■ Problem requirements: Show every line in the records below that contains the word "JSON".

(Stored data)
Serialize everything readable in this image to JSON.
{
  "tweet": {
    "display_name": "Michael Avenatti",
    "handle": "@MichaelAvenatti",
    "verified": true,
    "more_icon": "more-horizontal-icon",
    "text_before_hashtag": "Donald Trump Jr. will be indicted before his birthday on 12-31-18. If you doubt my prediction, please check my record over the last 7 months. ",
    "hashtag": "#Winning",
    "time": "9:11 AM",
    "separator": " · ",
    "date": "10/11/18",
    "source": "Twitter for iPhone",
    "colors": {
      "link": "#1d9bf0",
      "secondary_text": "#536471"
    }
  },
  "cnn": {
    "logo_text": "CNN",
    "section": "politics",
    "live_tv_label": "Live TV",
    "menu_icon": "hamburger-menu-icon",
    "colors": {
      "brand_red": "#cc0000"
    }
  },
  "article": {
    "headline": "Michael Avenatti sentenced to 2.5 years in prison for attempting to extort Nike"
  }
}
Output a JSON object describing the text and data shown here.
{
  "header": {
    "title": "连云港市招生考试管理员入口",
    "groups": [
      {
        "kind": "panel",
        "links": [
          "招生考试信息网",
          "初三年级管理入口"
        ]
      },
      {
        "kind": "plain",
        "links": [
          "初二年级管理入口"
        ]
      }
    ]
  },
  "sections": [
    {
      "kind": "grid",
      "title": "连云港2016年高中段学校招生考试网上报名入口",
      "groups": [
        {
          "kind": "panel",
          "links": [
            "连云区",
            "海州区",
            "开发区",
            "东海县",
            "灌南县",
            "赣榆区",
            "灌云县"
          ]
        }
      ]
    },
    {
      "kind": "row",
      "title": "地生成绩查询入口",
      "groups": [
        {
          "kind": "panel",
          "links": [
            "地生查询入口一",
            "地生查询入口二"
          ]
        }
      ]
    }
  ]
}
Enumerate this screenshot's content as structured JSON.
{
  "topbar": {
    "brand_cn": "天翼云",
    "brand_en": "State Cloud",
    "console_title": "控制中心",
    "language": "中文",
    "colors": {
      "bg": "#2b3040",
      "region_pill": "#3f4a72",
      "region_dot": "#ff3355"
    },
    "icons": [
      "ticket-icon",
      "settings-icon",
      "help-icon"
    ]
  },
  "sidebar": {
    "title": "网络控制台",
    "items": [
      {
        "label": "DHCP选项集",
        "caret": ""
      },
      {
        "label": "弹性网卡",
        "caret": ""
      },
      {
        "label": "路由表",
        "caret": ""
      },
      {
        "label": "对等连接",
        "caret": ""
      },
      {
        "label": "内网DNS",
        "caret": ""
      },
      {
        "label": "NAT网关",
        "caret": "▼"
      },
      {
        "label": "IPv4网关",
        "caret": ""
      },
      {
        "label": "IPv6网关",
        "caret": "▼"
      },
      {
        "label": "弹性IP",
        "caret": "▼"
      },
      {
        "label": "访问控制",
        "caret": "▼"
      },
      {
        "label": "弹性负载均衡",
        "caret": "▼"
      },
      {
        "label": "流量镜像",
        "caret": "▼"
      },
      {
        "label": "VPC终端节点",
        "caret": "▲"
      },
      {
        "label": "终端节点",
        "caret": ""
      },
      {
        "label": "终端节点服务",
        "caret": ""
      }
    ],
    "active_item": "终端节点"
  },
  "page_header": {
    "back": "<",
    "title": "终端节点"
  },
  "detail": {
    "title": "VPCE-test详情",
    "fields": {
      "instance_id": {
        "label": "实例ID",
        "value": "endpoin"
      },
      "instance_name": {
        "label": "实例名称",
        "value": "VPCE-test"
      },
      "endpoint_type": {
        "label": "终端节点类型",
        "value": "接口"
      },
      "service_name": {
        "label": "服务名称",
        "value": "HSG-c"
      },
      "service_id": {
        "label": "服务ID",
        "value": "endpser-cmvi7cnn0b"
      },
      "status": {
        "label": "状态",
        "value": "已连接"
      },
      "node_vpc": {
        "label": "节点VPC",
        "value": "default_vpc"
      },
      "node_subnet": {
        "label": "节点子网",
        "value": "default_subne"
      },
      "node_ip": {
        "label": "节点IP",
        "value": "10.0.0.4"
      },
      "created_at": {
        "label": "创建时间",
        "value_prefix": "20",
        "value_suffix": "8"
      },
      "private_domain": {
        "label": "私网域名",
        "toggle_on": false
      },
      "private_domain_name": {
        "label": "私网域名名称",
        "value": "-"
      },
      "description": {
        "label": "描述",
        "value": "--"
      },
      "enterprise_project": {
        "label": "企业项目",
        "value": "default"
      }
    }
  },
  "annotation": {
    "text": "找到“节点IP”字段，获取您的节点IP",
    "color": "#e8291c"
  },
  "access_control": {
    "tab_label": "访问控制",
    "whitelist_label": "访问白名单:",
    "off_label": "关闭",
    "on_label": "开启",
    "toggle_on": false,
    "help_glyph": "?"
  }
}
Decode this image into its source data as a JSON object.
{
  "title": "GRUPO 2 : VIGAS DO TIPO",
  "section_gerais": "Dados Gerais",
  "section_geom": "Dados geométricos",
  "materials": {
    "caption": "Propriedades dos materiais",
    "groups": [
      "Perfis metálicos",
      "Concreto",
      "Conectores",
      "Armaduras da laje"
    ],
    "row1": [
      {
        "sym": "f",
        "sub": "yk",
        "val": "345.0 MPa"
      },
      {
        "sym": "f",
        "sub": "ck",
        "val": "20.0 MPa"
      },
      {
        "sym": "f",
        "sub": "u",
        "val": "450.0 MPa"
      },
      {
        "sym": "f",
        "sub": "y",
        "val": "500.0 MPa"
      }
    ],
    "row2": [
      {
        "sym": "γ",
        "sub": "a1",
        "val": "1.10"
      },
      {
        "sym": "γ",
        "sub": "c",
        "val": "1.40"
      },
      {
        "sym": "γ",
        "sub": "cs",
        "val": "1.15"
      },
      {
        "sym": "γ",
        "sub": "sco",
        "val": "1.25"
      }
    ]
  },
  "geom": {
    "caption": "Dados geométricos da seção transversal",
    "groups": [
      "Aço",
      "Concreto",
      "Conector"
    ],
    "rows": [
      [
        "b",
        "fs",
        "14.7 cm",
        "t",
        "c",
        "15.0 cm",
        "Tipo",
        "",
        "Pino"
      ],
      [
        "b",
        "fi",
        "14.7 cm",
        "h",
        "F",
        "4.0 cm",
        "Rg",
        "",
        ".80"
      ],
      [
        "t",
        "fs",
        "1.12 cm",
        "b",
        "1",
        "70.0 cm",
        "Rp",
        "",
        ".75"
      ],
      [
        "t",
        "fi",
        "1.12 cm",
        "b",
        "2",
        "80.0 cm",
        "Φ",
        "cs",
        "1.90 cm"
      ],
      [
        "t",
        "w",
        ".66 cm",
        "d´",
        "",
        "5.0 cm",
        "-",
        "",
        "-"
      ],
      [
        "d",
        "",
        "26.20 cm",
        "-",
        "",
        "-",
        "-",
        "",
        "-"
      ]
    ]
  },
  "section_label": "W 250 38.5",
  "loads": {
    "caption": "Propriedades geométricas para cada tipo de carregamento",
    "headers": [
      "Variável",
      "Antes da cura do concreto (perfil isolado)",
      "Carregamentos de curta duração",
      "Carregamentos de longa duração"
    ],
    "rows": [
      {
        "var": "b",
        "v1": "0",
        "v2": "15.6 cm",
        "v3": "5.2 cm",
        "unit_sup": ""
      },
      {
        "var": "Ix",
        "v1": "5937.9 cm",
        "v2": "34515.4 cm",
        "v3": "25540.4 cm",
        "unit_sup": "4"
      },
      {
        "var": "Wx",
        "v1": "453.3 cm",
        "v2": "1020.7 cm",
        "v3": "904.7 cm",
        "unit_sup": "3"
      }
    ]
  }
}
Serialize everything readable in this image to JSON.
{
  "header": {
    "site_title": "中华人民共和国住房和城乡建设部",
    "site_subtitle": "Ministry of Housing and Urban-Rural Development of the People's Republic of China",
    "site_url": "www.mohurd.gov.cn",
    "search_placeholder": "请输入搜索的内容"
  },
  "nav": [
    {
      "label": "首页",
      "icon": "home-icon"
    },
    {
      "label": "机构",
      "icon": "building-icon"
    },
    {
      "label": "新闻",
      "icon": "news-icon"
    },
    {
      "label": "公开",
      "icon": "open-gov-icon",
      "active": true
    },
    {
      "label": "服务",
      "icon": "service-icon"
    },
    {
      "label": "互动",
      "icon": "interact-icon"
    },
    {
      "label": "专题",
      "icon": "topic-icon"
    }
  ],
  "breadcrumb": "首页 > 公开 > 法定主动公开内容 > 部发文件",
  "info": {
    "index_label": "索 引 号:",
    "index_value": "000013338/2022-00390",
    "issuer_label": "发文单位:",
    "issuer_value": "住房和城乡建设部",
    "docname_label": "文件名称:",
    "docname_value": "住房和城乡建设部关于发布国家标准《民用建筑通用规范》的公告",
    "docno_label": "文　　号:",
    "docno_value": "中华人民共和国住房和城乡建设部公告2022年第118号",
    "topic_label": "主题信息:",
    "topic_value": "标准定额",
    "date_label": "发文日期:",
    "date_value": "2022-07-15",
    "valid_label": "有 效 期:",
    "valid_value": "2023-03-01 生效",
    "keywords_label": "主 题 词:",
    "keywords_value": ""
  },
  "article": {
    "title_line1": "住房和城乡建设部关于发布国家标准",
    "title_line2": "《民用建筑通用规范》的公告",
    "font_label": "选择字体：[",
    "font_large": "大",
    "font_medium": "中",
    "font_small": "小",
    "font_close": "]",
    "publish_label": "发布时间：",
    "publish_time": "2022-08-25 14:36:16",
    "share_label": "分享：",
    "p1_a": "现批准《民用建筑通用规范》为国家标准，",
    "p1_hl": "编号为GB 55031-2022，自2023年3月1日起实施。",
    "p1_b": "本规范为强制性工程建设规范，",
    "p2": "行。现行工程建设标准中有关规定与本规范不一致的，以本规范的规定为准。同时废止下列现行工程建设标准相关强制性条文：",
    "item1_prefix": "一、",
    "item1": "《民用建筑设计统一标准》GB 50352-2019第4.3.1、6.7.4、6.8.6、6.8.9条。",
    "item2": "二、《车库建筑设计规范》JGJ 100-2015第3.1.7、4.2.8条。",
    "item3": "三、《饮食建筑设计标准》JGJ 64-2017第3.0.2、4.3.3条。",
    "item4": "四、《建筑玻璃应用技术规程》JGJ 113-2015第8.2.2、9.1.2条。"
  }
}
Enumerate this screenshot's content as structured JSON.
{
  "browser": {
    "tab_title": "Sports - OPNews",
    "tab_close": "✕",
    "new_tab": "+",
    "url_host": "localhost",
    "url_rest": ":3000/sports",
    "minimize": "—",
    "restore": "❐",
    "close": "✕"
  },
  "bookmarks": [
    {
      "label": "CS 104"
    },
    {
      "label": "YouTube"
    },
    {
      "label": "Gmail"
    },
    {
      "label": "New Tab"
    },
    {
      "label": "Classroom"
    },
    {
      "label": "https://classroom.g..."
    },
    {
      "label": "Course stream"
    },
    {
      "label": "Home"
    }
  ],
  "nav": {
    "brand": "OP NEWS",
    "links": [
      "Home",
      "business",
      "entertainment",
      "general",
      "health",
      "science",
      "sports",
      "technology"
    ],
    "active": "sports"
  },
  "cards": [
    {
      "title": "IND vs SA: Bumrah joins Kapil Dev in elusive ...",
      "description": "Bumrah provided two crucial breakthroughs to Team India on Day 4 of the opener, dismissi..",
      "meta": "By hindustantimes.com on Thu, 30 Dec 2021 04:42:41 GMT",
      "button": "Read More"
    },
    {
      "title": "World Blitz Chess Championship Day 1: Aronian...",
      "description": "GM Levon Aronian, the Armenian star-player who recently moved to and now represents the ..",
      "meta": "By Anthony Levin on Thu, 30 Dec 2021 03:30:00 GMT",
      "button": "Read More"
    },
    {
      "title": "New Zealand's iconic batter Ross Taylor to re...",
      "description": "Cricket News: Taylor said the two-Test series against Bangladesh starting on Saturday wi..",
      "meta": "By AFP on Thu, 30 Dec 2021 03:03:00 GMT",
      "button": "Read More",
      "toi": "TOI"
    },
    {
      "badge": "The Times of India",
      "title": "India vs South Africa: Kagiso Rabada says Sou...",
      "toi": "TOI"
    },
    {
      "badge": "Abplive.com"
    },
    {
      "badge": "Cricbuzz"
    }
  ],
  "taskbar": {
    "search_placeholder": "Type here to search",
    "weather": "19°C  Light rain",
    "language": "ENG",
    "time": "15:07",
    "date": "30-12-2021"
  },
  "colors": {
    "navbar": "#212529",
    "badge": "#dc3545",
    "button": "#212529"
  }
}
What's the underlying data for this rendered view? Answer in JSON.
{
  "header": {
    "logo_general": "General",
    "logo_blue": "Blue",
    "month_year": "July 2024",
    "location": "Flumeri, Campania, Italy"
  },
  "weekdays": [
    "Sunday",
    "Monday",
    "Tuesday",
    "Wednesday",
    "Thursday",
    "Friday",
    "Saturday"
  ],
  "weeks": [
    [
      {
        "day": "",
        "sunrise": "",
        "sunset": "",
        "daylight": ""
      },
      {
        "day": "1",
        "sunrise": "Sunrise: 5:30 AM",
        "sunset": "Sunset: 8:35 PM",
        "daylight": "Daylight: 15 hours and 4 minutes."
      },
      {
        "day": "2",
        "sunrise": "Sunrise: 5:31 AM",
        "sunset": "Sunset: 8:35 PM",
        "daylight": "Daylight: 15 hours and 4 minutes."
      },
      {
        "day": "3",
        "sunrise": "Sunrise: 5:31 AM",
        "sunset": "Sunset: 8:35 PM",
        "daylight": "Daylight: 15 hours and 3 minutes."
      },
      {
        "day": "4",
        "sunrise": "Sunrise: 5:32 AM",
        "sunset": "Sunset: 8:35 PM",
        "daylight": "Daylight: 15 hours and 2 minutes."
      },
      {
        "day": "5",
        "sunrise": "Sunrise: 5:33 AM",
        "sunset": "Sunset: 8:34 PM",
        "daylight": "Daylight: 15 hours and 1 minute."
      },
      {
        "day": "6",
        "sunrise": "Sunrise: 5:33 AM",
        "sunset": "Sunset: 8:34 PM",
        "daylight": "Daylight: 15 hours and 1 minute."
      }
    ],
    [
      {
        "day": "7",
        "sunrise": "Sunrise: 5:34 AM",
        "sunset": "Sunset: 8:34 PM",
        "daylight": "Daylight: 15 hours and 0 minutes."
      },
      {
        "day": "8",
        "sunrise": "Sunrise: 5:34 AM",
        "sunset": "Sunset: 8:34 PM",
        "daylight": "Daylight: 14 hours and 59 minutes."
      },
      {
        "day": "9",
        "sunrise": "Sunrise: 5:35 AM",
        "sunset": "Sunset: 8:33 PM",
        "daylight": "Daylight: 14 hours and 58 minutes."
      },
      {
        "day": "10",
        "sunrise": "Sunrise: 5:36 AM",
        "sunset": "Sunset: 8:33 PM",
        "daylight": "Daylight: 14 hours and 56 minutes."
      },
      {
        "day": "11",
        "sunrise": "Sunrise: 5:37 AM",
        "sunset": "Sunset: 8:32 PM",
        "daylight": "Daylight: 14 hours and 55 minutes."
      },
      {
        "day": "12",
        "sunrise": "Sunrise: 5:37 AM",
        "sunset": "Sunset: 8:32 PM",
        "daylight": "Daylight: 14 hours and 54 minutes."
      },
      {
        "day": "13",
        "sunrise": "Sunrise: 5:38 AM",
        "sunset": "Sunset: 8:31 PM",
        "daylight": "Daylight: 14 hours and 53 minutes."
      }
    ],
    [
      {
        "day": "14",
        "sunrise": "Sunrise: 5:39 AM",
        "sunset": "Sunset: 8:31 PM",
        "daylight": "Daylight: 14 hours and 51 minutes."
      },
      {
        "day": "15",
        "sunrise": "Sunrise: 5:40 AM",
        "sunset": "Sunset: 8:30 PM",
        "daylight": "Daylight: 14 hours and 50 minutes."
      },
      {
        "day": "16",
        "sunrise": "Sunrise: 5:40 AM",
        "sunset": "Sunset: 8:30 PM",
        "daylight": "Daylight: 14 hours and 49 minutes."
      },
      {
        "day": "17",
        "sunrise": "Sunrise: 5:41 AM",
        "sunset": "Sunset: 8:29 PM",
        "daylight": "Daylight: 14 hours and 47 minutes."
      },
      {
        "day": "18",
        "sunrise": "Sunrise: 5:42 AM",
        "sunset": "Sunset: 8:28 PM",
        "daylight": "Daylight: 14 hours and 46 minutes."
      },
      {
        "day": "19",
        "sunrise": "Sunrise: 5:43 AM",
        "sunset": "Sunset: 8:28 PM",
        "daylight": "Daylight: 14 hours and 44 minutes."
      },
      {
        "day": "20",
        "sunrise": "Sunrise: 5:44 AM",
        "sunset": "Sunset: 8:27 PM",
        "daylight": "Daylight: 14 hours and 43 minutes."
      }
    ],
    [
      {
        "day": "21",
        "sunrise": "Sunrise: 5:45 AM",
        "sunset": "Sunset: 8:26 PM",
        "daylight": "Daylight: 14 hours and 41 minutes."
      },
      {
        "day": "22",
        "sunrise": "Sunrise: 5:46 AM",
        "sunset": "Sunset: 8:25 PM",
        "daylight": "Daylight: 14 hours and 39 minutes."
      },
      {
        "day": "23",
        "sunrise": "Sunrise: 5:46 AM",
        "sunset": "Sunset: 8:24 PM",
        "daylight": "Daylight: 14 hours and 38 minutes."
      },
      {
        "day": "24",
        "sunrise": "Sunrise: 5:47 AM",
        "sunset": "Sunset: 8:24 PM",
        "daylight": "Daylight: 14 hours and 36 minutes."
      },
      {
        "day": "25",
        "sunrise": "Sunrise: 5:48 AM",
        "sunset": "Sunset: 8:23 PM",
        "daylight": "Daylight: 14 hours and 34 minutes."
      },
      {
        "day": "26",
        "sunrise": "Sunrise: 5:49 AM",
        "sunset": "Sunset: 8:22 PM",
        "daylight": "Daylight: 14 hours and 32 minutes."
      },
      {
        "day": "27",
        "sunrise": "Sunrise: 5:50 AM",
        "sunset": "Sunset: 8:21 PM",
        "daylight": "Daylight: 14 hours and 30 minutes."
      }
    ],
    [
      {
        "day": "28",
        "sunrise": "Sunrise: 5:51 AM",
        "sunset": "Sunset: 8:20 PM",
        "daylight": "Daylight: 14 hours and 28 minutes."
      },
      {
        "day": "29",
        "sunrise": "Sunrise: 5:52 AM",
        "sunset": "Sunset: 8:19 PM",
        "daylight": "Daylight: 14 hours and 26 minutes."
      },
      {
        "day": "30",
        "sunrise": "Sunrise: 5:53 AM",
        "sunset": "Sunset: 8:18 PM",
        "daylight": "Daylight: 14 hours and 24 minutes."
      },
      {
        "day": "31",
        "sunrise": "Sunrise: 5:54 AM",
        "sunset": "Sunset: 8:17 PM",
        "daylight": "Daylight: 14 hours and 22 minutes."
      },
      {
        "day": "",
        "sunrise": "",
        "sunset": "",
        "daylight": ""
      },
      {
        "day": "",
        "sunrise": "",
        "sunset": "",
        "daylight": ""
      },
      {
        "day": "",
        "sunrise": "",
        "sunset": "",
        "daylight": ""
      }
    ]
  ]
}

■ Finished task:
Serialize everything readable in this image to JSON.
Output a JSON object describing the text and data shown here.
Enumerate this screenshot's content as structured JSON.
Decode this image into its source data as a JSON object.
Serialize everything readable in this image to JSON.
Enumerate this screenshot's content as structured JSON.
What's the underlying data for this rendered view? Answer in JSON.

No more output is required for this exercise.